*AVAILABLE DATA:*

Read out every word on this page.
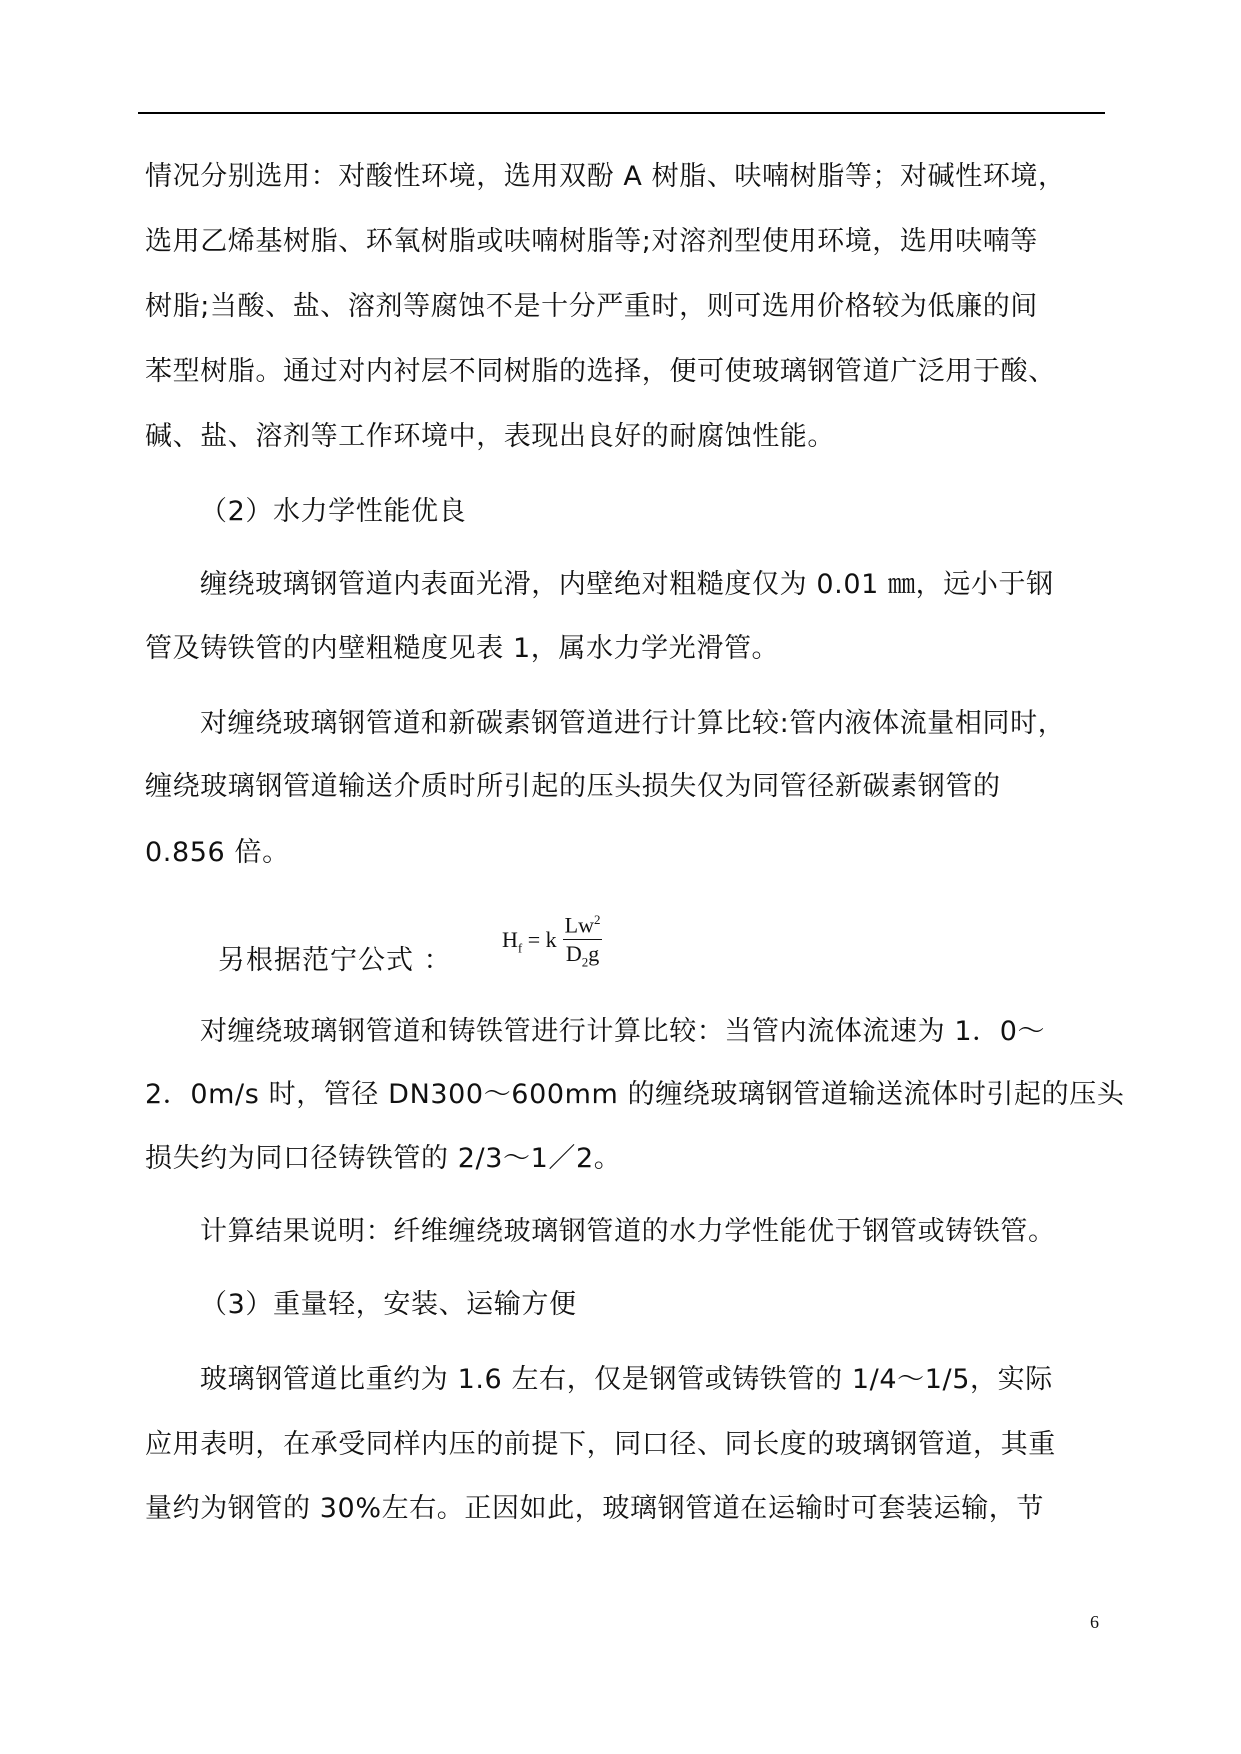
情况分别选用：对酸性环境，选用双酚 A 树脂、呋喃树脂等；对碱性环境，
选用乙烯基树脂、环氧树脂或呋喃树脂等;对溶剂型使用环境，选用呋喃等
树脂;当酸、盐、溶剂等腐蚀不是十分严重时，则可选用价格较为低廉的间
苯型树脂。通过对内衬层不同树脂的选择，便可使玻璃钢管道广泛用于酸、
碱、盐、溶剂等工作环境中，表现出良好的耐腐蚀性能。
（2）水力学性能优良
缠绕玻璃钢管道内表面光滑，内壁绝对粗糙度仅为 0.01 ㎜，远小于钢
管及铸铁管的内壁粗糙度见表 1，属水力学光滑管。
对缠绕玻璃钢管道和新碳素钢管道进行计算比较:管内液体流量相同时，
缠绕玻璃钢管道输送介质时所引起的压头损失仅为同管径新碳素钢管的
0.856 倍。
另根据范宁公式 ：
$H_f = k \frac{Lw^2}{D_2g}$
对缠绕玻璃钢管道和铸铁管进行计算比较：当管内流体流速为 1．0～
2．0m/s 时，管径 DN300～600mm 的缠绕玻璃钢管道输送流体时引起的压头
损失约为同口径铸铁管的 2/3～1／2。
计算结果说明：纤维缠绕玻璃钢管道的水力学性能优于钢管或铸铁管。
（3）重量轻，安装、运输方便
玻璃钢管道比重约为 1.6 左右，仅是钢管或铸铁管的 1/4～1/5，实际
应用表明，在承受同样内压的前提下，同口径、同长度的玻璃钢管道，其重
量约为钢管的 30%左右。正因如此，玻璃钢管道在运输时可套装运输，节
6
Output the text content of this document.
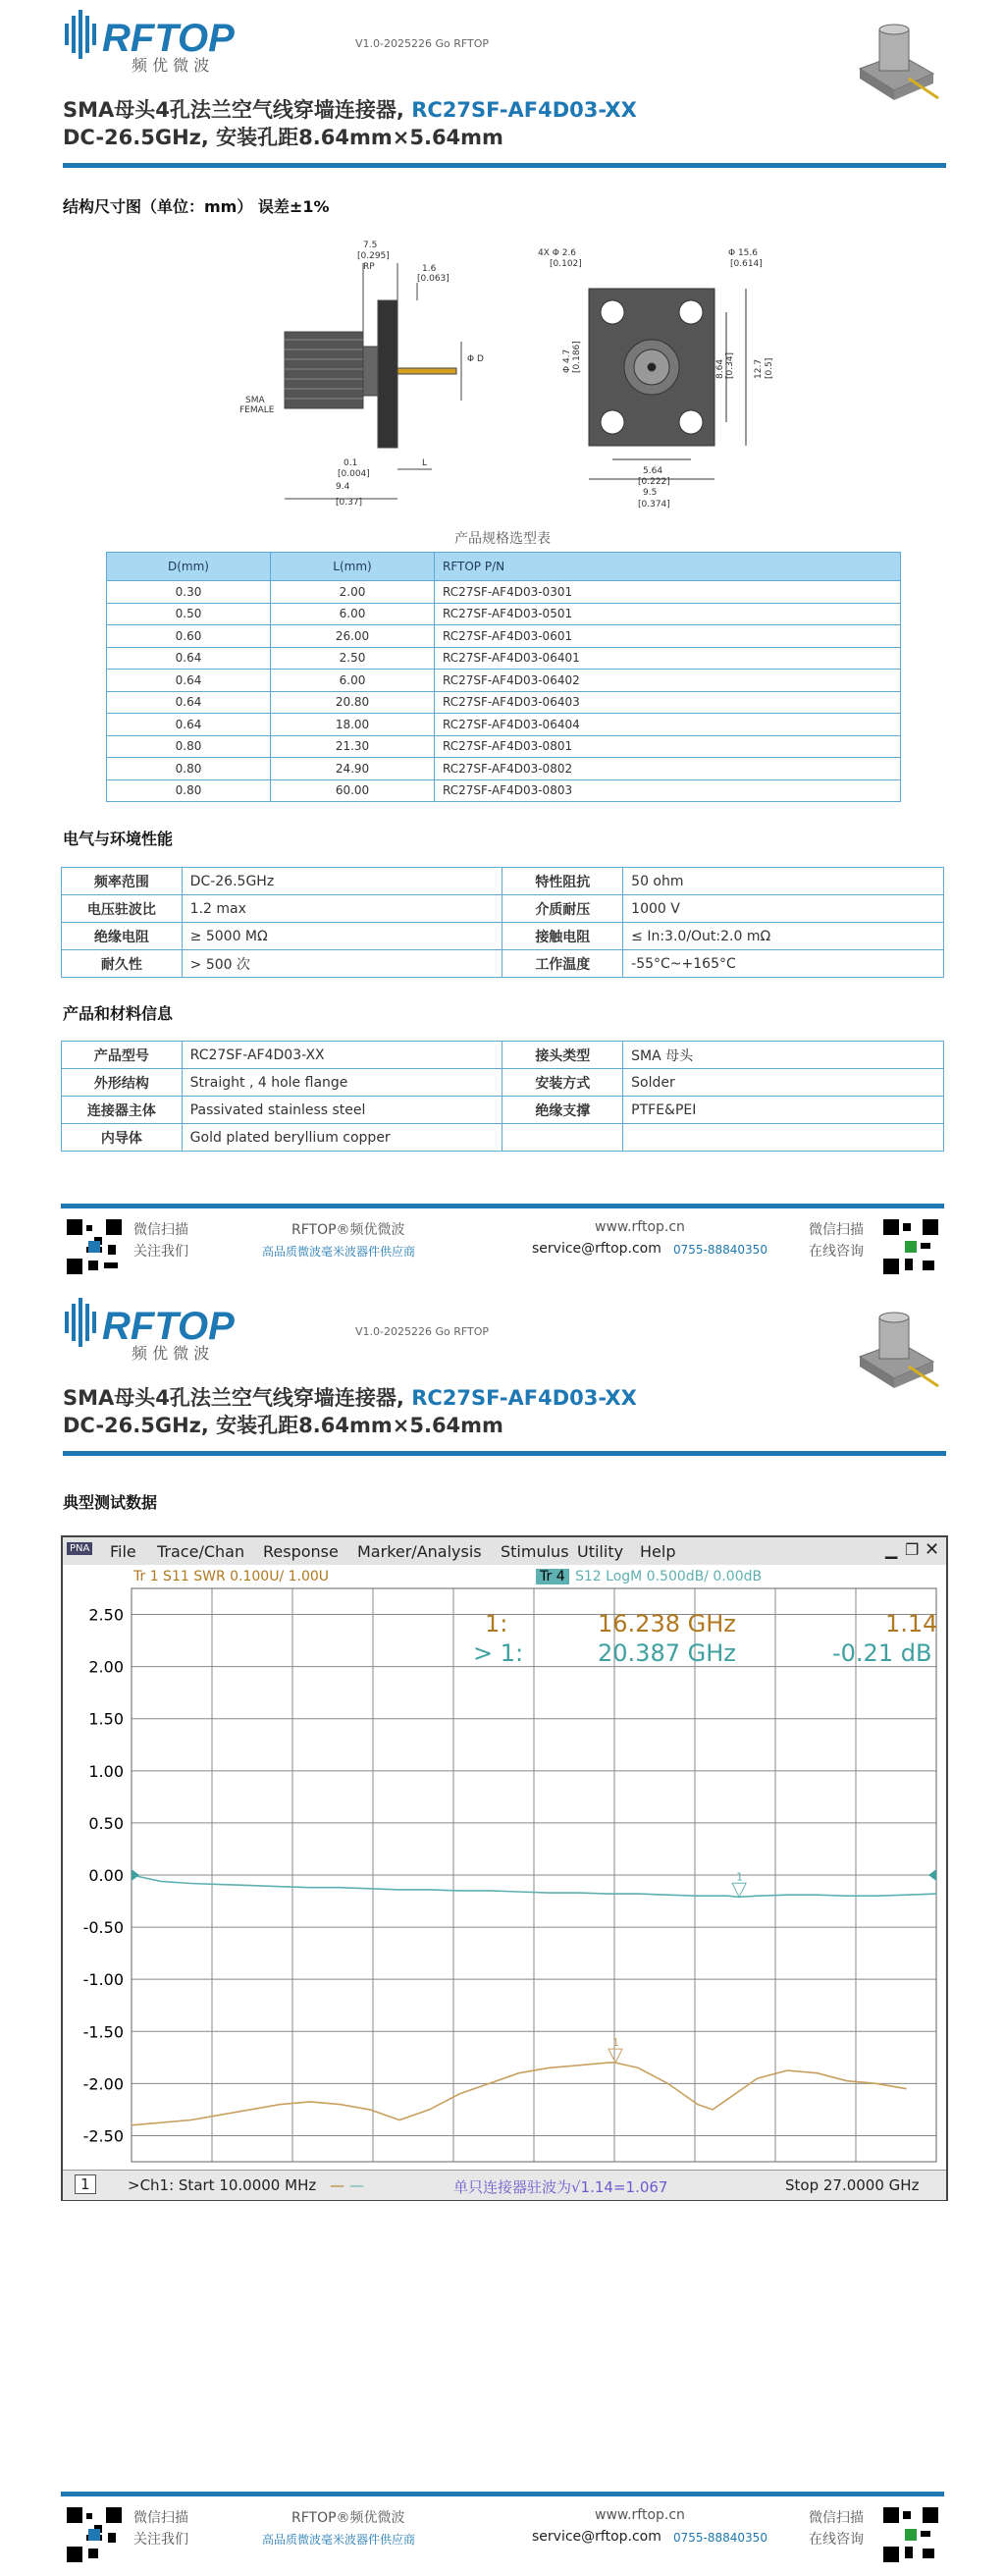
RFTOP
频 优 微 波
V1.0-2025226 Go RFTOP
SMA母头4孔法兰空气线穿墙连接器, RC27SF-AF4D03-XX
DC-26.5GHz, 安装孔距8.64mm×5.64mm
结构尺寸图（单位：mm） 误差±1%
7.5
[0.295]
RP	1.6
[0.063]
Φ D
SMA
FEMALE
0.1
[0.004]
9.4
[0.37]
L
4X Φ 2.6
[0.102]
Φ 15.6
[0.614]
Φ 4.7 [0.186]	8.64 [0.34] 12.7 [0.5]
5.64
[0.222]
9.5
[0.374]
产品规格选型表
D(mm)	L(mm)	RFTOP P/N
0.30	2.00	RC27SF-AF4D03-0301
0.50	6.00	RC27SF-AF4D03-0501
0.60	26.00	RC27SF-AF4D03-0601
0.64	2.50	RC27SF-AF4D03-06401
0.64	6.00	RC27SF-AF4D03-06402
0.64	20.80	RC27SF-AF4D03-06403
0.64	18.00	RC27SF-AF4D03-06404
0.80	21.30	RC27SF-AF4D03-0801
0.80	24.90	RC27SF-AF4D03-0802
0.80	60.00	RC27SF-AF4D03-0803
电气与环境性能
频率范围	DC-26.5GHz	特性阻抗	50 ohm
电压驻波比	1.2 max	介质耐压	1000 V
绝缘电阻	≥ 5000 MΩ	接触电阻	≤ In:3.0/Out:2.0 mΩ
耐久性	> 500 次	工作温度	-55°C~+165°C
产品和材料信息
产品型号	RC27SF-AF4D03-XX	接头类型	SMA 母头
外形结构	Straight , 4 hole flange	安装方式	Solder
连接器主体	Passivated stainless steel	绝缘支撑	PTFE&PEI
内导体	Gold plated beryllium copper		
微信扫描
关注我们
RFTOP®频优微波
高品质微波毫米波器件供应商
www.rftop.cn
service@rftop.com 0755-88840350
微信扫描
在线咨询
RFTOP
频 优 微 波
V1.0-2025226 Go RFTOP
SMA母头4孔法兰空气线穿墙连接器, RC27SF-AF4D03-XX
DC-26.5GHz, 安装孔距8.64mm×5.64mm
典型测试数据
PNA File Trace/Chan Response Marker/Analysis Stimulus Utility Help	▁ ❐ ✕
Tr 1 S11 SWR 0.100U/ 1.00U	Tr 4 S12 LogM 0.500dB/ 0.00dB
2.50
2.00
1.50
1.00
0.50
0.00
-0.50
-1.00
-1.50
-2.00
-2.50
1
1
1:	16.238 GHz	1.14
> 1:	20.387 GHz	-0.21 dB
1	>Ch1: Start 10.0000 MHz — —	单只连接器驻波为√1.14=1.067	Stop 27.0000 GHz
微信扫描
关注我们
RFTOP®频优微波
高品质微波毫米波器件供应商
www.rftop.cn
service@rftop.com 0755-88840350
微信扫描
在线咨询
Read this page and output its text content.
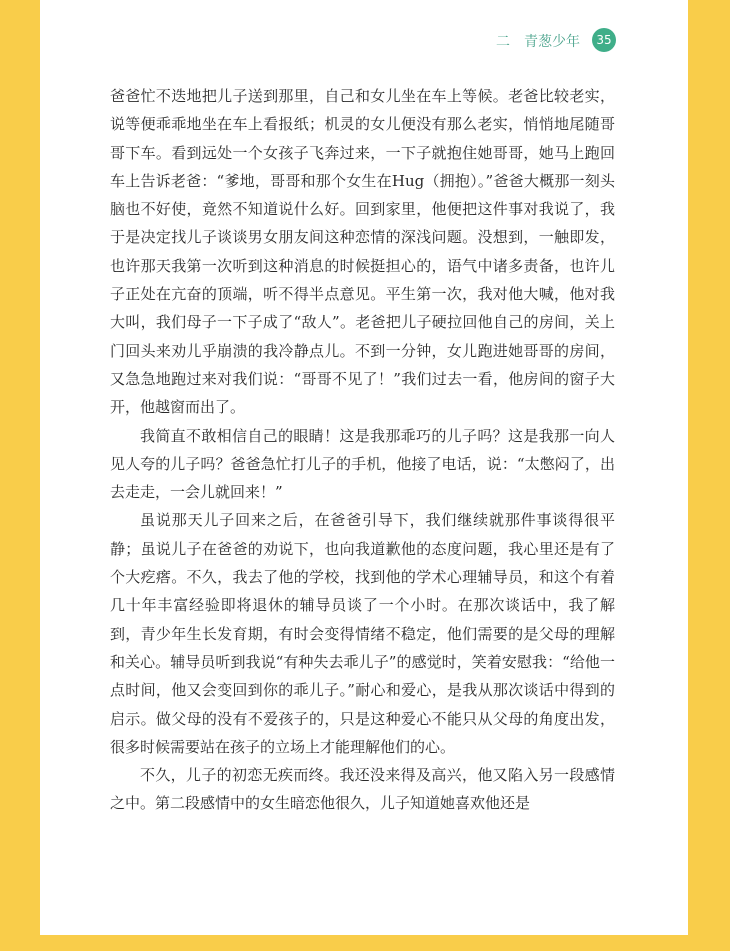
二 青葱少年	35

爸爸忙不迭地把儿子送到那里，自己和女儿坐在车上等候。老爸比较老实，说等便乖乖地坐在车上看报纸；机灵的女儿便没有那么老实，悄悄地尾随哥哥下车。看到远处一个女孩子飞奔过来，一下子就抱住她哥哥，她马上跑回车上告诉老爸：“爹地，哥哥和那个女生在Hug（拥抱）。”爸爸大概那一刻头脑也不好使，竟然不知道说什么好。回到家里，他便把这件事对我说了，我于是决定找儿子谈谈男女朋友间这种恋情的深浅问题。没想到，一触即发，也许那天我第一次听到这种消息的时候挺担心的，语气中诸多责备，也许儿子正处在亢奋的顶端，听不得半点意见。平生第一次，我对他大喊，他对我大叫，我们母子一下子成了“敌人”。老爸把儿子硬拉回他自己的房间，关上门回头来劝儿乎崩溃的我冷静点儿。不到一分钟，女儿跑进她哥哥的房间，又急急地跑过来对我们说：“哥哥不见了！”我们过去一看，他房间的窗子大开，他越窗而出了。

我简直不敢相信自己的眼睛！这是我那乖巧的儿子吗？这是我那一向人见人夸的儿子吗？爸爸急忙打儿子的手机，他接了电话，说：“太憋闷了，出去走走，一会儿就回来！”

虽说那天儿子回来之后，在爸爸引导下，我们继续就那件事谈得很平静；虽说儿子在爸爸的劝说下，也向我道歉他的态度问题，我心里还是有了个大疙瘩。不久，我去了他的学校，找到他的学术心理辅导员，和这个有着几十年丰富经验即将退休的辅导员谈了一个小时。在那次谈话中，我了解到，青少年生长发育期，有时会变得情绪不稳定，他们需要的是父母的理解和关心。辅导员听到我说“有种失去乖儿子”的感觉时，笑着安慰我：“给他一点时间，他又会变回到你的乖儿子。”耐心和爱心，是我从那次谈话中得到的启示。做父母的没有不爱孩子的，只是这种爱心不能只从父母的角度出发，很多时候需要站在孩子的立场上才能理解他们的心。

不久，儿子的初恋无疾而终。我还没来得及高兴，他又陷入另一段感情之中。第二段感情中的女生暗恋他很久，儿子知道她喜欢他还是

*EXERCISE OBJECTIVE:*
Look over the listing. Pull out every line with the string "text" in it.

*RESULT:*
Output the text content of this document.
Read this page and output its text content.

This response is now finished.